— SHORT EXERCISE —
Go through the entries and transcribe each one exactly, dropping the pictures.

— RECORDS TO USE —
— Begin —
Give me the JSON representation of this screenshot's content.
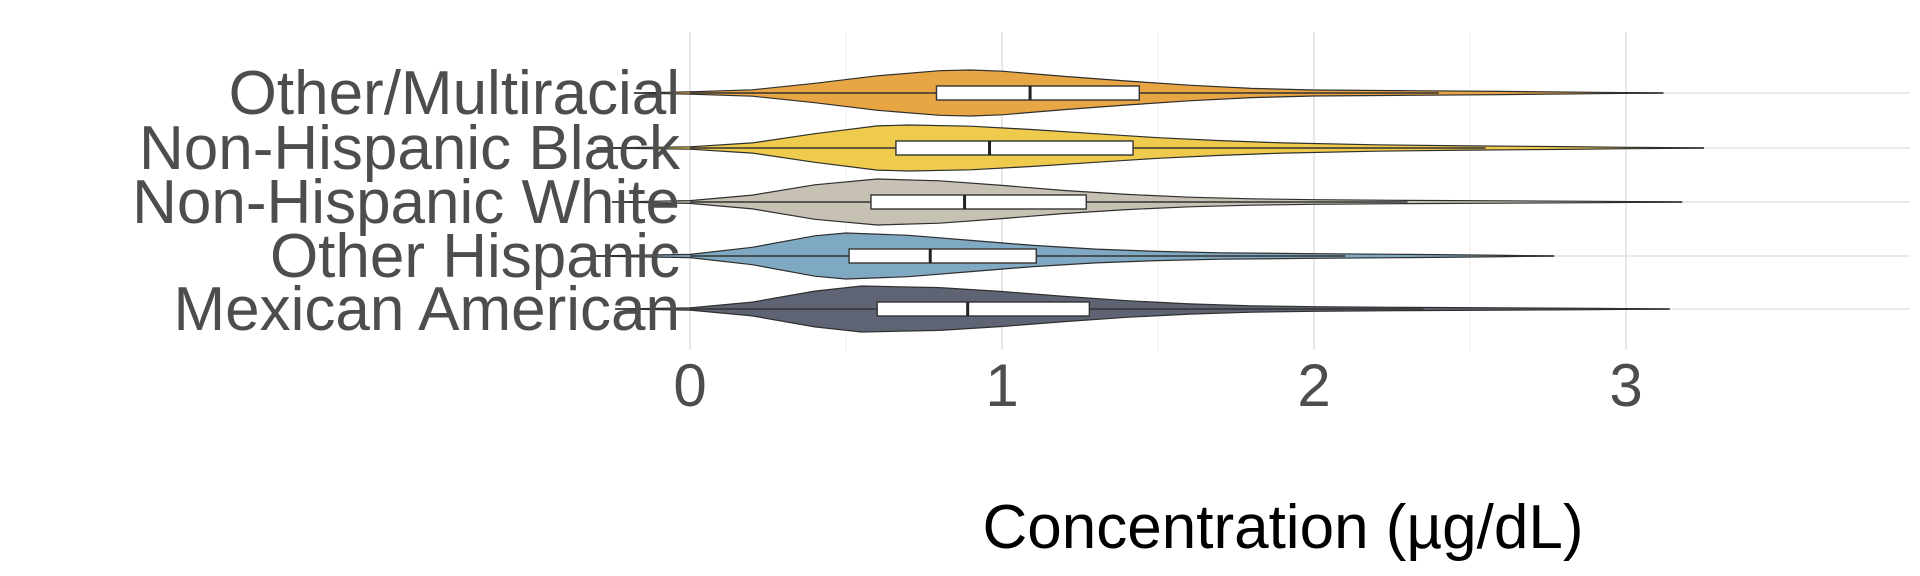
{
  "chart_data": {
    "type": "violin",
    "xlabel": "Concentration (µg/dL)",
    "ylabel": "",
    "xlim": [
      -0.27,
      3.42
    ],
    "xticks": [
      0,
      1,
      2,
      3
    ],
    "grid": true,
    "legend": "none",
    "categories": [
      "Other/Multiracial",
      "Non-Hispanic Black",
      "Non-Hispanic White",
      "Other Hispanic",
      "Mexican American"
    ],
    "series": [
      {
        "category": "Other/Multiracial",
        "color": "#E8A544",
        "range": [
          -0.18,
          3.12
        ],
        "box": {
          "q1": 0.79,
          "median": 1.09,
          "q3": 1.44,
          "whisker_low": 0.0,
          "whisker_high": 2.4
        },
        "density": [
          [
            -0.18,
            0.0
          ],
          [
            0.0,
            0.05
          ],
          [
            0.2,
            0.14
          ],
          [
            0.4,
            0.42
          ],
          [
            0.6,
            0.75
          ],
          [
            0.8,
            0.97
          ],
          [
            0.9,
            1.0
          ],
          [
            1.0,
            0.95
          ],
          [
            1.2,
            0.72
          ],
          [
            1.4,
            0.52
          ],
          [
            1.6,
            0.34
          ],
          [
            1.8,
            0.2
          ],
          [
            2.0,
            0.13
          ],
          [
            2.3,
            0.1
          ],
          [
            2.6,
            0.07
          ],
          [
            2.9,
            0.03
          ],
          [
            3.12,
            0.0
          ]
        ]
      },
      {
        "category": "Non-Hispanic Black",
        "color": "#EECB4C",
        "range": [
          -0.3,
          3.25
        ],
        "box": {
          "q1": 0.66,
          "median": 0.96,
          "q3": 1.42,
          "whisker_low": 0.0,
          "whisker_high": 2.55
        },
        "density": [
          [
            -0.3,
            0.0
          ],
          [
            0.0,
            0.05
          ],
          [
            0.2,
            0.22
          ],
          [
            0.4,
            0.62
          ],
          [
            0.6,
            0.96
          ],
          [
            0.7,
            1.0
          ],
          [
            0.9,
            0.95
          ],
          [
            1.1,
            0.8
          ],
          [
            1.3,
            0.62
          ],
          [
            1.5,
            0.45
          ],
          [
            1.7,
            0.32
          ],
          [
            1.9,
            0.22
          ],
          [
            2.2,
            0.14
          ],
          [
            2.5,
            0.09
          ],
          [
            2.8,
            0.06
          ],
          [
            3.0,
            0.03
          ],
          [
            3.25,
            0.0
          ]
        ]
      },
      {
        "category": "Non-Hispanic White",
        "color": "#C7C1B3",
        "range": [
          -0.25,
          3.18
        ],
        "box": {
          "q1": 0.58,
          "median": 0.88,
          "q3": 1.27,
          "whisker_low": 0.0,
          "whisker_high": 2.3
        },
        "density": [
          [
            -0.25,
            0.0
          ],
          [
            0.0,
            0.06
          ],
          [
            0.2,
            0.3
          ],
          [
            0.4,
            0.75
          ],
          [
            0.6,
            1.0
          ],
          [
            0.8,
            0.92
          ],
          [
            1.0,
            0.72
          ],
          [
            1.2,
            0.5
          ],
          [
            1.4,
            0.33
          ],
          [
            1.6,
            0.21
          ],
          [
            1.8,
            0.14
          ],
          [
            2.0,
            0.1
          ],
          [
            2.3,
            0.07
          ],
          [
            2.6,
            0.05
          ],
          [
            2.9,
            0.03
          ],
          [
            3.18,
            0.0
          ]
        ]
      },
      {
        "category": "Other Hispanic",
        "color": "#7FA8C2",
        "range": [
          -0.32,
          2.77
        ],
        "box": {
          "q1": 0.51,
          "median": 0.77,
          "q3": 1.11,
          "whisker_low": 0.0,
          "whisker_high": 2.1
        },
        "density": [
          [
            -0.32,
            0.0
          ],
          [
            0.0,
            0.07
          ],
          [
            0.2,
            0.38
          ],
          [
            0.4,
            0.88
          ],
          [
            0.5,
            1.0
          ],
          [
            0.7,
            0.9
          ],
          [
            0.9,
            0.68
          ],
          [
            1.1,
            0.46
          ],
          [
            1.3,
            0.3
          ],
          [
            1.5,
            0.2
          ],
          [
            1.7,
            0.14
          ],
          [
            2.0,
            0.1
          ],
          [
            2.3,
            0.07
          ],
          [
            2.55,
            0.04
          ],
          [
            2.77,
            0.0
          ]
        ]
      },
      {
        "category": "Mexican American",
        "color": "#5E6473",
        "range": [
          -0.24,
          3.14
        ],
        "box": {
          "q1": 0.6,
          "median": 0.89,
          "q3": 1.28,
          "whisker_low": 0.0,
          "whisker_high": 2.35
        },
        "density": [
          [
            -0.24,
            0.0
          ],
          [
            0.0,
            0.05
          ],
          [
            0.2,
            0.3
          ],
          [
            0.4,
            0.78
          ],
          [
            0.55,
            1.0
          ],
          [
            0.8,
            0.93
          ],
          [
            1.0,
            0.76
          ],
          [
            1.2,
            0.55
          ],
          [
            1.4,
            0.36
          ],
          [
            1.6,
            0.22
          ],
          [
            1.8,
            0.14
          ],
          [
            2.0,
            0.1
          ],
          [
            2.3,
            0.07
          ],
          [
            2.6,
            0.05
          ],
          [
            2.9,
            0.03
          ],
          [
            3.14,
            0.0
          ]
        ]
      }
    ]
  }
}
— End —
— PROBLEM SOLUTION —
Give me the JSON representation of this screenshot's content.
{
  "chart_data": {
    "type": "violin",
    "xlabel": "Concentration (µg/dL)",
    "ylabel": "",
    "xlim": [
      -0.27,
      3.42
    ],
    "xticks": [
      0,
      1,
      2,
      3
    ],
    "grid": true,
    "legend": "none",
    "categories": [
      "Other/Multiracial",
      "Non-Hispanic Black",
      "Non-Hispanic White",
      "Other Hispanic",
      "Mexican American"
    ],
    "series": [
      {
        "category": "Other/Multiracial",
        "color": "#E8A544",
        "range": [
          -0.18,
          3.12
        ],
        "box": {
          "q1": 0.79,
          "median": 1.09,
          "q3": 1.44,
          "whisker_low": 0.0,
          "whisker_high": 2.4
        },
        "density": [
          [
            -0.18,
            0.0
          ],
          [
            0.0,
            0.05
          ],
          [
            0.2,
            0.14
          ],
          [
            0.4,
            0.42
          ],
          [
            0.6,
            0.75
          ],
          [
            0.8,
            0.97
          ],
          [
            0.9,
            1.0
          ],
          [
            1.0,
            0.95
          ],
          [
            1.2,
            0.72
          ],
          [
            1.4,
            0.52
          ],
          [
            1.6,
            0.34
          ],
          [
            1.8,
            0.2
          ],
          [
            2.0,
            0.13
          ],
          [
            2.3,
            0.1
          ],
          [
            2.6,
            0.07
          ],
          [
            2.9,
            0.03
          ],
          [
            3.12,
            0.0
          ]
        ]
      },
      {
        "category": "Non-Hispanic Black",
        "color": "#EECB4C",
        "range": [
          -0.3,
          3.25
        ],
        "box": {
          "q1": 0.66,
          "median": 0.96,
          "q3": 1.42,
          "whisker_low": 0.0,
          "whisker_high": 2.55
        },
        "density": [
          [
            -0.3,
            0.0
          ],
          [
            0.0,
            0.05
          ],
          [
            0.2,
            0.22
          ],
          [
            0.4,
            0.62
          ],
          [
            0.6,
            0.96
          ],
          [
            0.7,
            1.0
          ],
          [
            0.9,
            0.95
          ],
          [
            1.1,
            0.8
          ],
          [
            1.3,
            0.62
          ],
          [
            1.5,
            0.45
          ],
          [
            1.7,
            0.32
          ],
          [
            1.9,
            0.22
          ],
          [
            2.2,
            0.14
          ],
          [
            2.5,
            0.09
          ],
          [
            2.8,
            0.06
          ],
          [
            3.0,
            0.03
          ],
          [
            3.25,
            0.0
          ]
        ]
      },
      {
        "category": "Non-Hispanic White",
        "color": "#C7C1B3",
        "range": [
          -0.25,
          3.18
        ],
        "box": {
          "q1": 0.58,
          "median": 0.88,
          "q3": 1.27,
          "whisker_low": 0.0,
          "whisker_high": 2.3
        },
        "density": [
          [
            -0.25,
            0.0
          ],
          [
            0.0,
            0.06
          ],
          [
            0.2,
            0.3
          ],
          [
            0.4,
            0.75
          ],
          [
            0.6,
            1.0
          ],
          [
            0.8,
            0.92
          ],
          [
            1.0,
            0.72
          ],
          [
            1.2,
            0.5
          ],
          [
            1.4,
            0.33
          ],
          [
            1.6,
            0.21
          ],
          [
            1.8,
            0.14
          ],
          [
            2.0,
            0.1
          ],
          [
            2.3,
            0.07
          ],
          [
            2.6,
            0.05
          ],
          [
            2.9,
            0.03
          ],
          [
            3.18,
            0.0
          ]
        ]
      },
      {
        "category": "Other Hispanic",
        "color": "#7FA8C2",
        "range": [
          -0.32,
          2.77
        ],
        "box": {
          "q1": 0.51,
          "median": 0.77,
          "q3": 1.11,
          "whisker_low": 0.0,
          "whisker_high": 2.1
        },
        "density": [
          [
            -0.32,
            0.0
          ],
          [
            0.0,
            0.07
          ],
          [
            0.2,
            0.38
          ],
          [
            0.4,
            0.88
          ],
          [
            0.5,
            1.0
          ],
          [
            0.7,
            0.9
          ],
          [
            0.9,
            0.68
          ],
          [
            1.1,
            0.46
          ],
          [
            1.3,
            0.3
          ],
          [
            1.5,
            0.2
          ],
          [
            1.7,
            0.14
          ],
          [
            2.0,
            0.1
          ],
          [
            2.3,
            0.07
          ],
          [
            2.55,
            0.04
          ],
          [
            2.77,
            0.0
          ]
        ]
      },
      {
        "category": "Mexican American",
        "color": "#5E6473",
        "range": [
          -0.24,
          3.14
        ],
        "box": {
          "q1": 0.6,
          "median": 0.89,
          "q3": 1.28,
          "whisker_low": 0.0,
          "whisker_high": 2.35
        },
        "density": [
          [
            -0.24,
            0.0
          ],
          [
            0.0,
            0.05
          ],
          [
            0.2,
            0.3
          ],
          [
            0.4,
            0.78
          ],
          [
            0.55,
            1.0
          ],
          [
            0.8,
            0.93
          ],
          [
            1.0,
            0.76
          ],
          [
            1.2,
            0.55
          ],
          [
            1.4,
            0.36
          ],
          [
            1.6,
            0.22
          ],
          [
            1.8,
            0.14
          ],
          [
            2.0,
            0.1
          ],
          [
            2.3,
            0.07
          ],
          [
            2.6,
            0.05
          ],
          [
            2.9,
            0.03
          ],
          [
            3.14,
            0.0
          ]
        ]
      }
    ]
  }
}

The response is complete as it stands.